### LISTED ENTRIES
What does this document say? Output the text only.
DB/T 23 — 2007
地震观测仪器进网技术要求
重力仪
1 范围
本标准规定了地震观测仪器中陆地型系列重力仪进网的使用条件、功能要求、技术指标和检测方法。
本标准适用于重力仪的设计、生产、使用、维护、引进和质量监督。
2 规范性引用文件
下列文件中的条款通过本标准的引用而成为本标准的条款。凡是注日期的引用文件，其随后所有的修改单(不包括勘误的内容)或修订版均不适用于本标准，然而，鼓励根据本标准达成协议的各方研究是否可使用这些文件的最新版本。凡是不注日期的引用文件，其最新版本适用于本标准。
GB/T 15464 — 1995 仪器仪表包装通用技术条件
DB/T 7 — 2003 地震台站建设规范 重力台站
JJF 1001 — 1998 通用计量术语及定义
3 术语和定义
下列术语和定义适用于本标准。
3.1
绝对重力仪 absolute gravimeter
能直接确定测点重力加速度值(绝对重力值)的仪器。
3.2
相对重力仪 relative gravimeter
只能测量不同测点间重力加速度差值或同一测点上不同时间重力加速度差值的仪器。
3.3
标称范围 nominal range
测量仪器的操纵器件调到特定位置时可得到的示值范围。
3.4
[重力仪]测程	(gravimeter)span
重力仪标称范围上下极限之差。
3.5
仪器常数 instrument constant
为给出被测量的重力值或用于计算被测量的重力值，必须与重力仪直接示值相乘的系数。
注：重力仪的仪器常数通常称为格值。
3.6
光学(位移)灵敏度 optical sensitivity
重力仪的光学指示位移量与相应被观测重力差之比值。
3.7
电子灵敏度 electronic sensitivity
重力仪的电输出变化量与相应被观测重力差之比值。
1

### TASK TO COMPLETE
Repeat the material above in full, quoting it exactly.

### OUTPUT FOR THIS TASK
What does this document say? Output the text only.
DB/T 23 — 2007
地震观测仪器进网技术要求
重力仪
1 范围
本标准规定了地震观测仪器中陆地型系列重力仪进网的使用条件、功能要求、技术指标和检测方法。
本标准适用于重力仪的设计、生产、使用、维护、引进和质量监督。
2 规范性引用文件
下列文件中的条款通过本标准的引用而成为本标准的条款。凡是注日期的引用文件，其随后所有的修改单(不包括勘误的内容)或修订版均不适用于本标准，然而，鼓励根据本标准达成协议的各方研究是否可使用这些文件的最新版本。凡是不注日期的引用文件，其最新版本适用于本标准。
GB/T 15464 — 1995 仪器仪表包装通用技术条件
DB/T 7 — 2003 地震台站建设规范 重力台站
JJF 1001 — 1998 通用计量术语及定义
3 术语和定义
下列术语和定义适用于本标准。
3.1
绝对重力仪 absolute gravimeter
能直接确定测点重力加速度值(绝对重力值)的仪器。
3.2
相对重力仪 relative gravimeter
只能测量不同测点间重力加速度差值或同一测点上不同时间重力加速度差值的仪器。
3.3
标称范围 nominal range
测量仪器的操纵器件调到特定位置时可得到的示值范围。
3.4
[重力仪]测程	(gravimeter)span
重力仪标称范围上下极限之差。
3.5
仪器常数 instrument constant
为给出被测量的重力值或用于计算被测量的重力值，必须与重力仪直接示值相乘的系数。
注：重力仪的仪器常数通常称为格值。
3.6
光学(位移)灵敏度 optical sensitivity
重力仪的光学指示位移量与相应被观测重力差之比值。
3.7
电子灵敏度 electronic sensitivity
重力仪的电输出变化量与相应被观测重力差之比值。
1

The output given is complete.